((
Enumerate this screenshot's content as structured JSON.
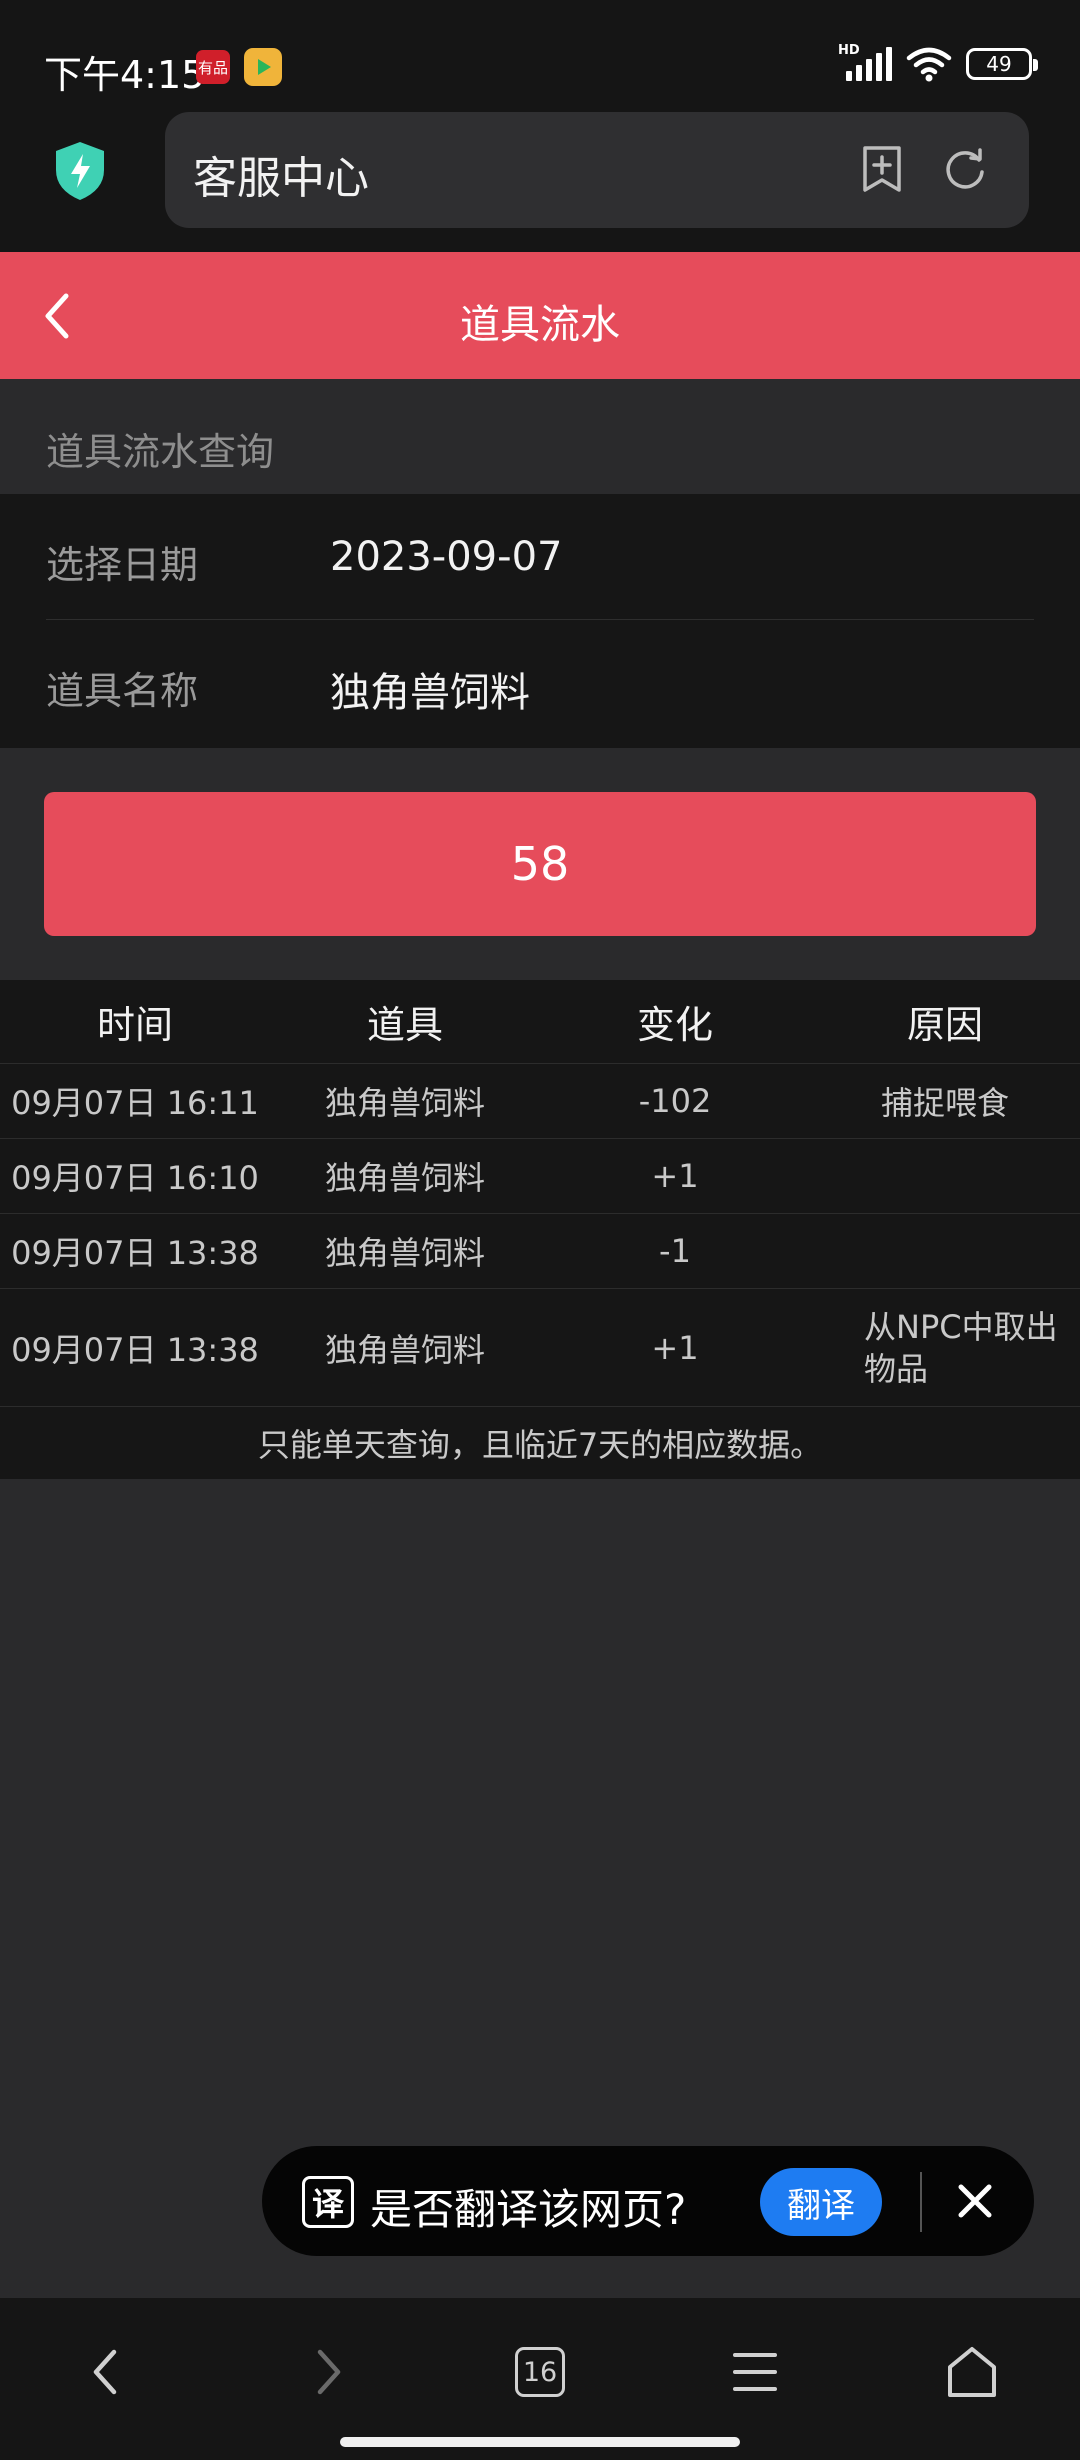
{
  "status_bar": {
    "time": "下午4:15",
    "red_badge_text": "有品",
    "network": "HD",
    "battery": "49"
  },
  "browser": {
    "address_text": "客服中心",
    "tab_count": "16"
  },
  "header": {
    "title": "道具流水"
  },
  "query": {
    "section_title": "道具流水查询",
    "date_label": "选择日期",
    "date_value": "2023-09-07",
    "item_label": "道具名称",
    "item_value": "独角兽饲料",
    "count_button": "58"
  },
  "table": {
    "headers": [
      "时间",
      "道具",
      "变化",
      "原因"
    ],
    "rows": [
      {
        "time": "09月07日 16:11",
        "item": "独角兽饲料",
        "change": "-102",
        "reason": "捕捉喂食"
      },
      {
        "time": "09月07日 16:10",
        "item": "独角兽饲料",
        "change": "+1",
        "reason": ""
      },
      {
        "time": "09月07日 13:38",
        "item": "独角兽饲料",
        "change": "-1",
        "reason": ""
      },
      {
        "time": "09月07日 13:38",
        "item": "独角兽饲料",
        "change": "+1",
        "reason": "从NPC中取出物品"
      }
    ],
    "note": "只能单天查询，且临近7天的相应数据。"
  },
  "translate_prompt": {
    "icon_text": "译",
    "question": "是否翻译该网页?",
    "button": "翻译"
  },
  "colors": {
    "accent": "#e64c5b",
    "translate_blue": "#1e7cf2",
    "shield": "#3fd1b4"
  }
}
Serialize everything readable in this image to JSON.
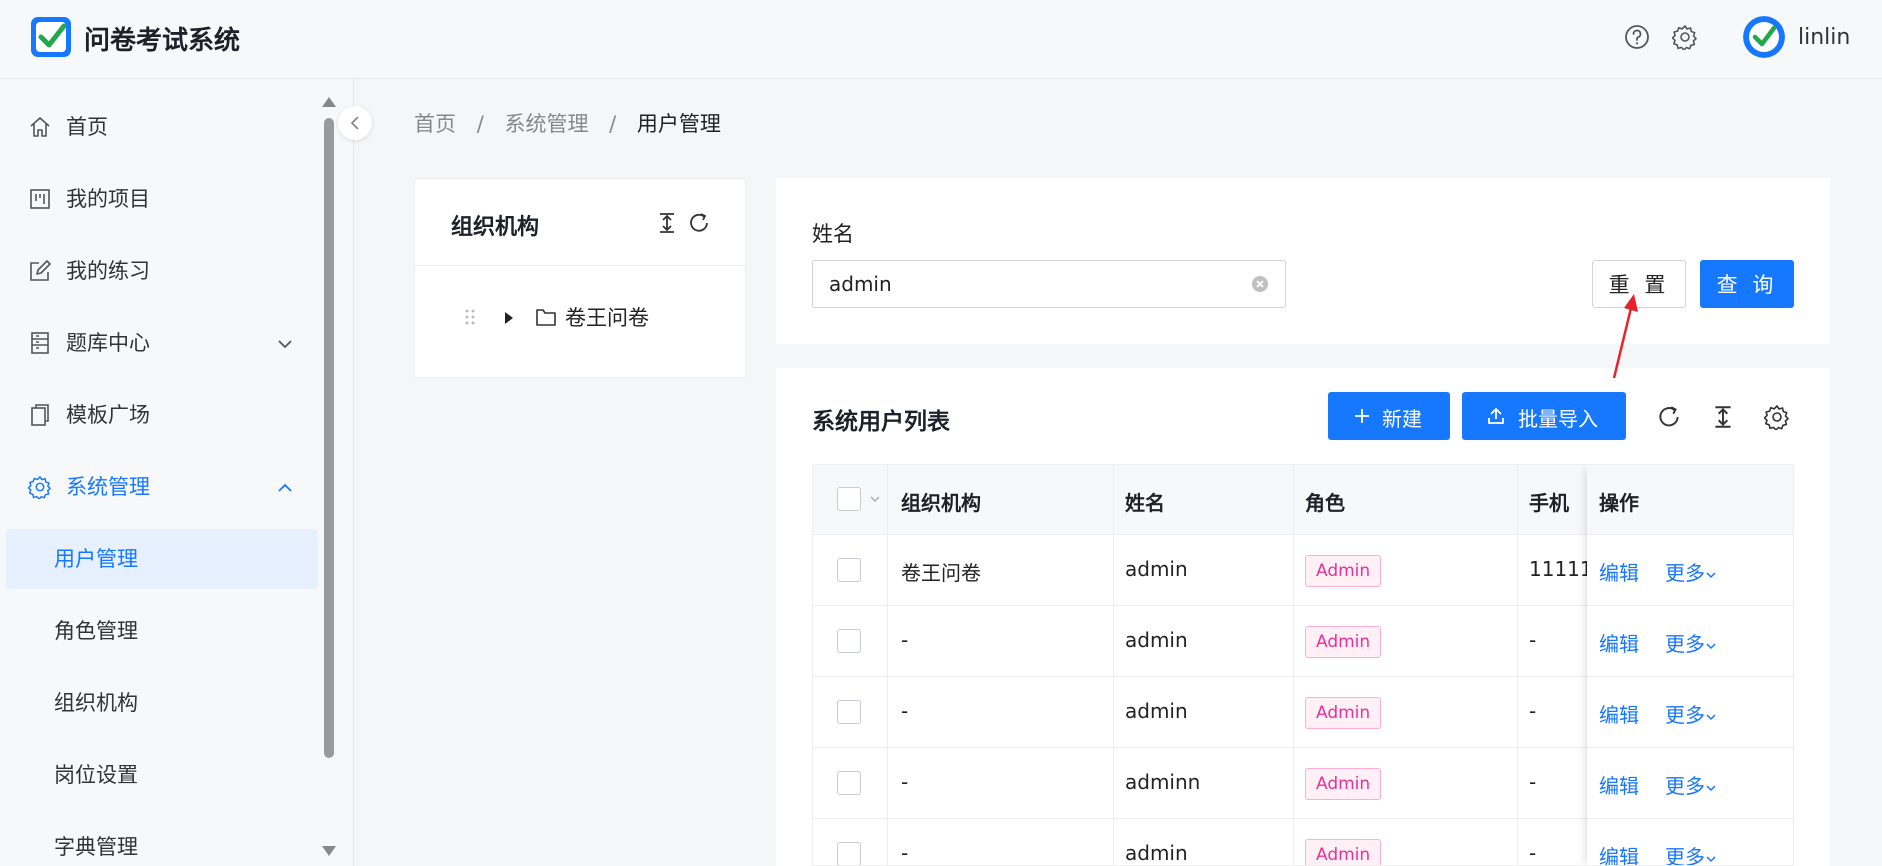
{
  "header": {
    "app_title": "问卷考试系统",
    "username": "linlin",
    "icons": [
      "help-icon",
      "gear-icon"
    ]
  },
  "sidebar": {
    "items": [
      {
        "label": "首页",
        "icon": "home-icon"
      },
      {
        "label": "我的项目",
        "icon": "project-icon"
      },
      {
        "label": "我的练习",
        "icon": "edit-icon"
      },
      {
        "label": "题库中心",
        "icon": "book-icon",
        "expandable": true
      },
      {
        "label": "模板广场",
        "icon": "template-icon"
      },
      {
        "label": "系统管理",
        "icon": "gear-icon",
        "expanded": true
      }
    ],
    "sub_items": [
      {
        "label": "用户管理",
        "selected": true
      },
      {
        "label": "角色管理"
      },
      {
        "label": "组织机构"
      },
      {
        "label": "岗位设置"
      },
      {
        "label": "字典管理"
      }
    ]
  },
  "breadcrumb": [
    "首页",
    "/",
    "系统管理",
    "/",
    "用户管理"
  ],
  "org_panel": {
    "title": "组织机构",
    "tree": [
      {
        "label": "卷王问卷"
      }
    ]
  },
  "search": {
    "label": "姓名",
    "value": "admin",
    "reset_label": "重 置",
    "query_label": "查 询"
  },
  "table_panel": {
    "title": "系统用户列表",
    "new_label": "新建",
    "import_label": "批量导入",
    "columns": [
      "组织机构",
      "姓名",
      "角色",
      "手机",
      "操作"
    ],
    "rows": [
      {
        "org": "卷王问卷",
        "name": "admin",
        "role": "Admin",
        "phone": "11111",
        "edit": "编辑",
        "more": "更多"
      },
      {
        "org": "-",
        "name": "admin",
        "role": "Admin",
        "phone": "-",
        "edit": "编辑",
        "more": "更多"
      },
      {
        "org": "-",
        "name": "admin",
        "role": "Admin",
        "phone": "-",
        "edit": "编辑",
        "more": "更多"
      },
      {
        "org": "-",
        "name": "adminn",
        "role": "Admin",
        "phone": "-",
        "edit": "编辑",
        "more": "更多"
      },
      {
        "org": "-",
        "name": "admin",
        "role": "Admin",
        "phone": "-",
        "edit": "编辑",
        "more": "更多"
      }
    ]
  },
  "colors": {
    "primary": "#1677ff",
    "tag_text": "#eb2f96",
    "tag_bg": "#fff0f6",
    "annotation": "#e8212a"
  }
}
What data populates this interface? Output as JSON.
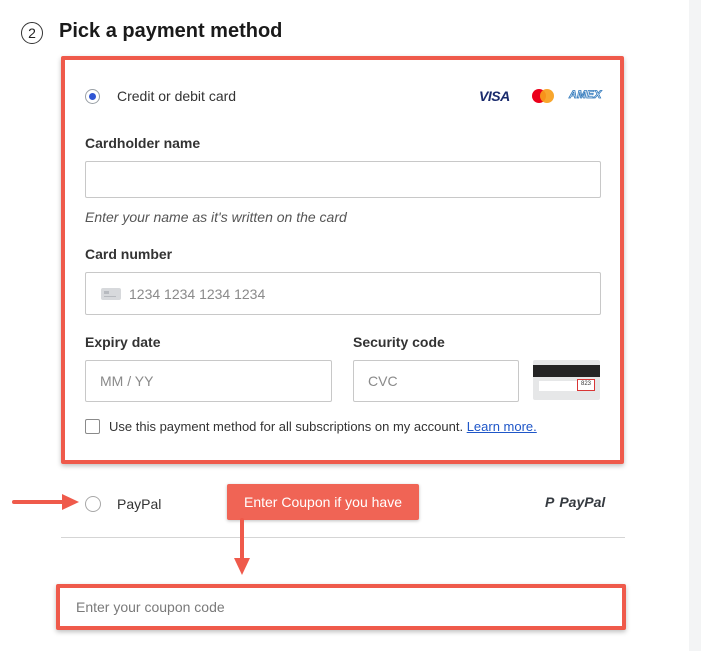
{
  "step": {
    "number": "2",
    "title": "Pick a payment method"
  },
  "card_method": {
    "label": "Credit or debit card",
    "selected": true,
    "brands": {
      "visa": "VISA",
      "amex": "AMEX"
    },
    "cardholder": {
      "label": "Cardholder name",
      "value": "",
      "placeholder": "",
      "hint": "Enter your name as it's written on the card"
    },
    "card_number": {
      "label": "Card number",
      "placeholder": "1234 1234 1234 1234"
    },
    "expiry": {
      "label": "Expiry date",
      "placeholder": "MM / YY"
    },
    "security": {
      "label": "Security code",
      "placeholder": "CVC",
      "graphic_code": "823"
    },
    "save_for_all": {
      "label": "Use this payment method for all subscriptions on my account.",
      "link": "Learn more.",
      "checked": false
    }
  },
  "paypal_method": {
    "label": "PayPal",
    "logo_text": "PayPal",
    "selected": false
  },
  "annotation": {
    "callout": "Enter Coupon if you have"
  },
  "coupon": {
    "placeholder": "Enter your coupon code",
    "value": ""
  },
  "colors": {
    "highlight": "#ef5a4b",
    "radio_selected": "#2f55d4",
    "link": "#1e56c8"
  }
}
))
Quote the data above in full, leaving out the pictures it holds.

Enumerate this screenshot's content as structured JSON.
{
  "status_bar": {
    "time": "下午4:15",
    "red_badge_text": "有品",
    "network": "HD",
    "battery": "49"
  },
  "browser": {
    "address_text": "客服中心",
    "tab_count": "16"
  },
  "header": {
    "title": "道具流水"
  },
  "query": {
    "section_title": "道具流水查询",
    "date_label": "选择日期",
    "date_value": "2023-09-07",
    "item_label": "道具名称",
    "item_value": "独角兽饲料",
    "count_button": "58"
  },
  "table": {
    "headers": [
      "时间",
      "道具",
      "变化",
      "原因"
    ],
    "rows": [
      {
        "time": "09月07日 16:11",
        "item": "独角兽饲料",
        "change": "-102",
        "reason": "捕捉喂食"
      },
      {
        "time": "09月07日 16:10",
        "item": "独角兽饲料",
        "change": "+1",
        "reason": ""
      },
      {
        "time": "09月07日 13:38",
        "item": "独角兽饲料",
        "change": "-1",
        "reason": ""
      },
      {
        "time": "09月07日 13:38",
        "item": "独角兽饲料",
        "change": "+1",
        "reason": "从NPC中取出物品"
      }
    ],
    "note": "只能单天查询，且临近7天的相应数据。"
  },
  "translate_prompt": {
    "icon_text": "译",
    "question": "是否翻译该网页?",
    "button": "翻译"
  },
  "colors": {
    "accent": "#e64c5b",
    "translate_blue": "#1e7cf2",
    "shield": "#3fd1b4"
  }
}
Serialize everything readable in this image to JSON.
{
  "header": {
    "app_title": "问卷考试系统",
    "username": "linlin",
    "icons": [
      "help-icon",
      "gear-icon"
    ]
  },
  "sidebar": {
    "items": [
      {
        "label": "首页",
        "icon": "home-icon"
      },
      {
        "label": "我的项目",
        "icon": "project-icon"
      },
      {
        "label": "我的练习",
        "icon": "edit-icon"
      },
      {
        "label": "题库中心",
        "icon": "book-icon",
        "expandable": true
      },
      {
        "label": "模板广场",
        "icon": "template-icon"
      },
      {
        "label": "系统管理",
        "icon": "gear-icon",
        "expanded": true
      }
    ],
    "sub_items": [
      {
        "label": "用户管理",
        "selected": true
      },
      {
        "label": "角色管理"
      },
      {
        "label": "组织机构"
      },
      {
        "label": "岗位设置"
      },
      {
        "label": "字典管理"
      }
    ]
  },
  "breadcrumb": [
    "首页",
    "/",
    "系统管理",
    "/",
    "用户管理"
  ],
  "org_panel": {
    "title": "组织机构",
    "tree": [
      {
        "label": "卷王问卷"
      }
    ]
  },
  "search": {
    "label": "姓名",
    "value": "admin",
    "reset_label": "重 置",
    "query_label": "查 询"
  },
  "table_panel": {
    "title": "系统用户列表",
    "new_label": "新建",
    "import_label": "批量导入",
    "columns": [
      "组织机构",
      "姓名",
      "角色",
      "手机",
      "操作"
    ],
    "rows": [
      {
        "org": "卷王问卷",
        "name": "admin",
        "role": "Admin",
        "phone": "11111",
        "edit": "编辑",
        "more": "更多"
      },
      {
        "org": "-",
        "name": "admin",
        "role": "Admin",
        "phone": "-",
        "edit": "编辑",
        "more": "更多"
      },
      {
        "org": "-",
        "name": "admin",
        "role": "Admin",
        "phone": "-",
        "edit": "编辑",
        "more": "更多"
      },
      {
        "org": "-",
        "name": "adminn",
        "role": "Admin",
        "phone": "-",
        "edit": "编辑",
        "more": "更多"
      },
      {
        "org": "-",
        "name": "admin",
        "role": "Admin",
        "phone": "-",
        "edit": "编辑",
        "more": "更多"
      }
    ]
  },
  "colors": {
    "primary": "#1677ff",
    "tag_text": "#eb2f96",
    "tag_bg": "#fff0f6",
    "annotation": "#e8212a"
  }
}
What data populates this interface? Output as JSON.
{
  "step": {
    "number": "2",
    "title": "Pick a payment method"
  },
  "card_method": {
    "label": "Credit or debit card",
    "selected": true,
    "brands": {
      "visa": "VISA",
      "amex": "AMEX"
    },
    "cardholder": {
      "label": "Cardholder name",
      "value": "",
      "placeholder": "",
      "hint": "Enter your name as it's written on the card"
    },
    "card_number": {
      "label": "Card number",
      "placeholder": "1234 1234 1234 1234"
    },
    "expiry": {
      "label": "Expiry date",
      "placeholder": "MM / YY"
    },
    "security": {
      "label": "Security code",
      "placeholder": "CVC",
      "graphic_code": "823"
    },
    "save_for_all": {
      "label": "Use this payment method for all subscriptions on my account.",
      "link": "Learn more.",
      "checked": false
    }
  },
  "paypal_method": {
    "label": "PayPal",
    "logo_text": "PayPal",
    "selected": false
  },
  "annotation": {
    "callout": "Enter Coupon if you have"
  },
  "coupon": {
    "placeholder": "Enter your coupon code",
    "value": ""
  },
  "colors": {
    "highlight": "#ef5a4b",
    "radio_selected": "#2f55d4",
    "link": "#1e56c8"
  }
}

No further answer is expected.